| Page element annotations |

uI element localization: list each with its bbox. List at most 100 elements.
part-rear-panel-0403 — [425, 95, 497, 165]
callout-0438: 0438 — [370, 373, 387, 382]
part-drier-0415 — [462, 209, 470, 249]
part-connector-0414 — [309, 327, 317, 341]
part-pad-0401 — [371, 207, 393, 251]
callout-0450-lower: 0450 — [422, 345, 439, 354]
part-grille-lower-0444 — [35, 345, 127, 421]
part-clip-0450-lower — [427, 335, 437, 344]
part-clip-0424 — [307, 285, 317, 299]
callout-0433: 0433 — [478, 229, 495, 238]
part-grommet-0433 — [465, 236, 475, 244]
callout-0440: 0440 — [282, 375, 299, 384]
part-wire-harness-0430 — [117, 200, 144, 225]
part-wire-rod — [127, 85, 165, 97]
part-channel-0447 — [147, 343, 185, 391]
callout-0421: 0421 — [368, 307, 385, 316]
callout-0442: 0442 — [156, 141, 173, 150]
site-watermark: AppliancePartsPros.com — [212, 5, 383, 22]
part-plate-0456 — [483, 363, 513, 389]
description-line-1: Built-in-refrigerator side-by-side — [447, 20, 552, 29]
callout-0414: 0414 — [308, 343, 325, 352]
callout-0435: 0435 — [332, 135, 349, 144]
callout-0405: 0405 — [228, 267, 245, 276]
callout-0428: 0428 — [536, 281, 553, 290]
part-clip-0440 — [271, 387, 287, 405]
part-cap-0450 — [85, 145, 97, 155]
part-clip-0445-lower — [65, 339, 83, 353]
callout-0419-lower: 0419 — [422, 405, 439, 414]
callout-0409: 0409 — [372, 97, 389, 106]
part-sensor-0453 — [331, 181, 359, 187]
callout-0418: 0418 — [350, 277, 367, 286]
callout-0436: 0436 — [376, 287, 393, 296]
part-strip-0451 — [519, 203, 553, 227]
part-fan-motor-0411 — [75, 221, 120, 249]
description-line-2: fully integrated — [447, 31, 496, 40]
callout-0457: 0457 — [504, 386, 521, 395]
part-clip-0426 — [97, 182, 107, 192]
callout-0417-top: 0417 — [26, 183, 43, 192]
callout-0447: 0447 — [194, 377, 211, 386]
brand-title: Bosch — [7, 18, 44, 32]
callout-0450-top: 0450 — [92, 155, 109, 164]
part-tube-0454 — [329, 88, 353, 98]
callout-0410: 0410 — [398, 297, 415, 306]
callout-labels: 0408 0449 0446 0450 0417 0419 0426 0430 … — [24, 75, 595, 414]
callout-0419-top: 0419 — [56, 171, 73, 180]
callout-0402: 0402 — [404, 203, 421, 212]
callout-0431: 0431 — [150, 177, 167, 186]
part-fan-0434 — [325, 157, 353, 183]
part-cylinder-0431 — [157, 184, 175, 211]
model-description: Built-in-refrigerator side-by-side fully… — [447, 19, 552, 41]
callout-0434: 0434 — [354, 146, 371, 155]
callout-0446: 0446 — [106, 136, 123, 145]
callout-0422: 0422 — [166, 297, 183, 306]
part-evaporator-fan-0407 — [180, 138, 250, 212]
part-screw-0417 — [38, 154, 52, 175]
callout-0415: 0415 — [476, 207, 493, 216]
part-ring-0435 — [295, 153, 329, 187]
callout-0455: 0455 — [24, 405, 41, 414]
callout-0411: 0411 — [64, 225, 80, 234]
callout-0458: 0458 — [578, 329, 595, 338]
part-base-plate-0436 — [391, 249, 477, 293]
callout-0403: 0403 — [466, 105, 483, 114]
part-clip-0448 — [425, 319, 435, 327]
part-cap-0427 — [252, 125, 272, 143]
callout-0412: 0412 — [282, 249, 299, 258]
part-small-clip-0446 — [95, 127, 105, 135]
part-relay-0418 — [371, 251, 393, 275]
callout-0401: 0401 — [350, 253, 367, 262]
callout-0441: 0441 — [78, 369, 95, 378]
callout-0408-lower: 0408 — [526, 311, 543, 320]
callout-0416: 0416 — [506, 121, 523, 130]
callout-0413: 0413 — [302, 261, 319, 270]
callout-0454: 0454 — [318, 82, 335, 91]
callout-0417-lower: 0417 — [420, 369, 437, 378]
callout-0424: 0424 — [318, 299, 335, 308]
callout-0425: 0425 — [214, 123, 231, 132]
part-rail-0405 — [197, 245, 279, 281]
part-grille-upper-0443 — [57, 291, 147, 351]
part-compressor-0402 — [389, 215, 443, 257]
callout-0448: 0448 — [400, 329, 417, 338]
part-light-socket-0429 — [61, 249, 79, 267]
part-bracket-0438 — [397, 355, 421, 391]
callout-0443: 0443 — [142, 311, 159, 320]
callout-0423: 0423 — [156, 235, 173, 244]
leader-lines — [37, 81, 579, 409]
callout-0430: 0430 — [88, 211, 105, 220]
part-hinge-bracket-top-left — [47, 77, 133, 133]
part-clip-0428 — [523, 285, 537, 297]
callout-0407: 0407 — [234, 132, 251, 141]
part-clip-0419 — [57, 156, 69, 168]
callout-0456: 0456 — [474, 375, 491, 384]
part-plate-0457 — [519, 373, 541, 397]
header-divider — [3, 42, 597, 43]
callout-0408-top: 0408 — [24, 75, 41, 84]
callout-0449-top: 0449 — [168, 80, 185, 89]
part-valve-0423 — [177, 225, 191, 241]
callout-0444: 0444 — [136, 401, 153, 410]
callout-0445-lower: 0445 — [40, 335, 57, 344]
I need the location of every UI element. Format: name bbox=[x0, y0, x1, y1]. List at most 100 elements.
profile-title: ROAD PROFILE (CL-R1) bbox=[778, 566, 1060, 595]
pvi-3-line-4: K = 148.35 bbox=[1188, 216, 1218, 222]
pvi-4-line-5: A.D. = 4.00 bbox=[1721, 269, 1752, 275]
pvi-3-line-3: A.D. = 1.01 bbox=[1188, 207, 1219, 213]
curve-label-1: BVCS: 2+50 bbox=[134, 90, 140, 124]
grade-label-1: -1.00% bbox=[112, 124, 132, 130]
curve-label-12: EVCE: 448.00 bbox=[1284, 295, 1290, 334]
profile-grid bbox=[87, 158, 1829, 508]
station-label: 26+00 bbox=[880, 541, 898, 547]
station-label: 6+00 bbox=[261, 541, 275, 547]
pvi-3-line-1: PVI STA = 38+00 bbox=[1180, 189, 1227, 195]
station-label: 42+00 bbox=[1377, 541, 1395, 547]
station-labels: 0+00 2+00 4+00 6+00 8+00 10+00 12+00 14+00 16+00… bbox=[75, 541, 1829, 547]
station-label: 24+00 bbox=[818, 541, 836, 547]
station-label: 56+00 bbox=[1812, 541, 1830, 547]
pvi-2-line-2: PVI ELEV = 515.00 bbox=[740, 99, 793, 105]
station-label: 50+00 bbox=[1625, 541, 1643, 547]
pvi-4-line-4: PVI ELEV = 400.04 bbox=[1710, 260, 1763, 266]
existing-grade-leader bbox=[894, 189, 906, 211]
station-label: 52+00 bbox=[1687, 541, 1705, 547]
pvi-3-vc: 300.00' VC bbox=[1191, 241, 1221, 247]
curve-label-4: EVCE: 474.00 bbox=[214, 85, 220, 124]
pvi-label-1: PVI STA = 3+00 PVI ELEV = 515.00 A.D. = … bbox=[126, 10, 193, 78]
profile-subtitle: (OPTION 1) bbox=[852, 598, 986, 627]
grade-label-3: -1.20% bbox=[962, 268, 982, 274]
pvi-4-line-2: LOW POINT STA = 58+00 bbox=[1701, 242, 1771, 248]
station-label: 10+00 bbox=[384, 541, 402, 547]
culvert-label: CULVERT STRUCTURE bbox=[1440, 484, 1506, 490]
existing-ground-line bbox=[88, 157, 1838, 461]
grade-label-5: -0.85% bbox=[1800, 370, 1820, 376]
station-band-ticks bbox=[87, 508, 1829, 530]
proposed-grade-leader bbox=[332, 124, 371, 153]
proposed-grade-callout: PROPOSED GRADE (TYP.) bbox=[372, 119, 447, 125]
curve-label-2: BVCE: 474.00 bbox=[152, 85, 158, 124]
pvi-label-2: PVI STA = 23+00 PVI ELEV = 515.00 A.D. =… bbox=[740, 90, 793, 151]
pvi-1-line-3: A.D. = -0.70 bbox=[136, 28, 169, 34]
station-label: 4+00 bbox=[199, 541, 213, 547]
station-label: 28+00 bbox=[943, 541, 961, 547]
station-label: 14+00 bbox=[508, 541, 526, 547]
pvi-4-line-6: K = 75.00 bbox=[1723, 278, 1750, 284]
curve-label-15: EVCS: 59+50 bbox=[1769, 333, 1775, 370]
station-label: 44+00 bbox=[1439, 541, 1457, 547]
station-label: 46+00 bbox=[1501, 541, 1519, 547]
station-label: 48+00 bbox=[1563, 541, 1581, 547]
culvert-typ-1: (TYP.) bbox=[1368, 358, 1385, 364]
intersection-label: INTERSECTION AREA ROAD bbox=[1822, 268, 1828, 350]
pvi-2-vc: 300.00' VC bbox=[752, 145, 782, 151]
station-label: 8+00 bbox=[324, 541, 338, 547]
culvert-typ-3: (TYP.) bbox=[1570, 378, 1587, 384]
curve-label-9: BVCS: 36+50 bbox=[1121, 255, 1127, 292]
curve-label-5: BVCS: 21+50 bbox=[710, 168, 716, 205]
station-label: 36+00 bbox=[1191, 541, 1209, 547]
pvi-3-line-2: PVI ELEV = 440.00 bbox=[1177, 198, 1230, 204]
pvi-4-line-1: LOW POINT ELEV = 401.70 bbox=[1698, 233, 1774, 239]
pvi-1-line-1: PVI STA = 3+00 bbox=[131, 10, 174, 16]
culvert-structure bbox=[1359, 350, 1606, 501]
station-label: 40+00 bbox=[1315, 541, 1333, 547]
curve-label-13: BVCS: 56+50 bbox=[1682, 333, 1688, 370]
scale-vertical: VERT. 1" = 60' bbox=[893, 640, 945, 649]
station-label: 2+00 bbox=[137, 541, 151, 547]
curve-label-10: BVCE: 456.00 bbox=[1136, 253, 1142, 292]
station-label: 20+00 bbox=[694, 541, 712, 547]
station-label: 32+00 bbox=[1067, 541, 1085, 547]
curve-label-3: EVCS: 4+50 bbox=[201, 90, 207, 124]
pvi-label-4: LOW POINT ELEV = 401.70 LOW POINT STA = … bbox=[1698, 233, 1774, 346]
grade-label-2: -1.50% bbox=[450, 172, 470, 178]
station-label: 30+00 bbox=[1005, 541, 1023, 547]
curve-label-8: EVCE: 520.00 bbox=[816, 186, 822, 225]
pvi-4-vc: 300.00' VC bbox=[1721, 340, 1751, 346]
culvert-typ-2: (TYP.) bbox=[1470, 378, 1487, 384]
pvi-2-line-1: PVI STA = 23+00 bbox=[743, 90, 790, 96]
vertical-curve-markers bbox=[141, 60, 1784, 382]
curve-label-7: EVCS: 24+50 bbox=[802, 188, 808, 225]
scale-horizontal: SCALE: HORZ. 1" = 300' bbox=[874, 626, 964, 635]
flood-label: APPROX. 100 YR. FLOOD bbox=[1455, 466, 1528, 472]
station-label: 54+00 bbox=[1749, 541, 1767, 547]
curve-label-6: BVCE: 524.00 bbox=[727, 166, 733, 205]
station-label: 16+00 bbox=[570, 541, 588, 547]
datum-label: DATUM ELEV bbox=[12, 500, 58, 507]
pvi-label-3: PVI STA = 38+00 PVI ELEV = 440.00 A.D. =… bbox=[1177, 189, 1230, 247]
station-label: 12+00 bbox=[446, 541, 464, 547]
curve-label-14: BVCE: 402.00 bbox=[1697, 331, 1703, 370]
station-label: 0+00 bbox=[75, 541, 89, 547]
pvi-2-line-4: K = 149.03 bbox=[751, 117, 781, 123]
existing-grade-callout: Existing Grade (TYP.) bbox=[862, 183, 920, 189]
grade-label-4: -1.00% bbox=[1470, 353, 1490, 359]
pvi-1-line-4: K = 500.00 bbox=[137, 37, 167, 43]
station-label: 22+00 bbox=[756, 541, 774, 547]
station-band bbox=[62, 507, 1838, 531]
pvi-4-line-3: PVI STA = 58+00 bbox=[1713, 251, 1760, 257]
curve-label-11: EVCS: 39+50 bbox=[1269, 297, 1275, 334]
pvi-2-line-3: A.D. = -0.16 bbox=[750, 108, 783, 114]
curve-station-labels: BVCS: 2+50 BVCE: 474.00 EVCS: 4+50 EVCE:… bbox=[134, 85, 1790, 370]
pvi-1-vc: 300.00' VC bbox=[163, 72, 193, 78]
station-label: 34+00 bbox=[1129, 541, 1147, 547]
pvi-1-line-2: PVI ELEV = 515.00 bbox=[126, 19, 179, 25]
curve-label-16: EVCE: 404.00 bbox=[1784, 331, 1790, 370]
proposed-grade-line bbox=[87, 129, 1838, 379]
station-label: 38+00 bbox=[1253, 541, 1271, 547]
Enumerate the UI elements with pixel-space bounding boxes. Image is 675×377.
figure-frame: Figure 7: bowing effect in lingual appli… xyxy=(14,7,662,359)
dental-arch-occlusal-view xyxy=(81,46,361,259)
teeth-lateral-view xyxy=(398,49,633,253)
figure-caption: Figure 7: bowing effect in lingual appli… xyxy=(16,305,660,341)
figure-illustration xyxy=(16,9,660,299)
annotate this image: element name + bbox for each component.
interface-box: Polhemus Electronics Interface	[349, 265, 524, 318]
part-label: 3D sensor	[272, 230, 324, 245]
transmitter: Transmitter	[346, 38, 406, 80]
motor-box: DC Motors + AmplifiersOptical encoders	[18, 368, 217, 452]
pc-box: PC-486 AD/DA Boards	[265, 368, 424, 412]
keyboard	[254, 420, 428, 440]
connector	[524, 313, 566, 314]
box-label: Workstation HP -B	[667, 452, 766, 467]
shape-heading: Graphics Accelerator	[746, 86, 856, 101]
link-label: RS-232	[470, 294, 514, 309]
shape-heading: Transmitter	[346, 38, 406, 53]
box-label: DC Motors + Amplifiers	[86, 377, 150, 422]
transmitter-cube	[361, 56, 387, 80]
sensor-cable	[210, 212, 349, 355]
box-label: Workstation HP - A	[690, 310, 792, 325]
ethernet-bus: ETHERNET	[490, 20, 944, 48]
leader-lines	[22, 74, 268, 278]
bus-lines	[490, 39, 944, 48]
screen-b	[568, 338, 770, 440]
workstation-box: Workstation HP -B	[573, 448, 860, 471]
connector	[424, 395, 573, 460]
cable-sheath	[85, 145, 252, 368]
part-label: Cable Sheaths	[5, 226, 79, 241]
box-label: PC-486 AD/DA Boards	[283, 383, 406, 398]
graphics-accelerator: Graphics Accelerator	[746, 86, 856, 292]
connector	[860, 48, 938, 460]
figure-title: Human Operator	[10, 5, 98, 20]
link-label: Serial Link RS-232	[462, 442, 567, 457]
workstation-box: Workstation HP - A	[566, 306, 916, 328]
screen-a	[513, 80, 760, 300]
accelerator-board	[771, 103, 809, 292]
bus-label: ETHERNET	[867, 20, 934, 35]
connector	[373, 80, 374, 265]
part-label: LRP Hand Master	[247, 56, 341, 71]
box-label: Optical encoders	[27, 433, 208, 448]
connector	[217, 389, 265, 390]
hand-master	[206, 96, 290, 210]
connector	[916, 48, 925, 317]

| What is being asked |
Rewrite the lines as a Markdown table with columns named Row and Line, numbering each row and leaving out blank lines. Begin at the first line and stop after the line that contains "part-grommet-0433 — [465, 236, 475, 244]", including both.

| Exercise answer |
| Row | Line |
|---|---|
| 1 | uI element localization: list each with its bbox. List at most 100 elements. |
| 2 | part-rear-panel-0403 — [425, 95, 497, 165] |
| 3 | callout-0438: 0438 — [370, 373, 387, 382] |
| 4 | part-drier-0415 — [462, 209, 470, 249] |
| 5 | part-connector-0414 — [309, 327, 317, 341] |
| 6 | part-pad-0401 — [371, 207, 393, 251] |
| 7 | callout-0450-lower: 0450 — [422, 345, 439, 354] |
| 8 | part-grille-lower-0444 — [35, 345, 127, 421] |
| 9 | part-clip-0450-lower — [427, 335, 437, 344] |
| 10 | part-clip-0424 — [307, 285, 317, 299] |
| 11 | callout-0433: 0433 — [478, 229, 495, 238] |
| 12 | part-grommet-0433 — [465, 236, 475, 244] |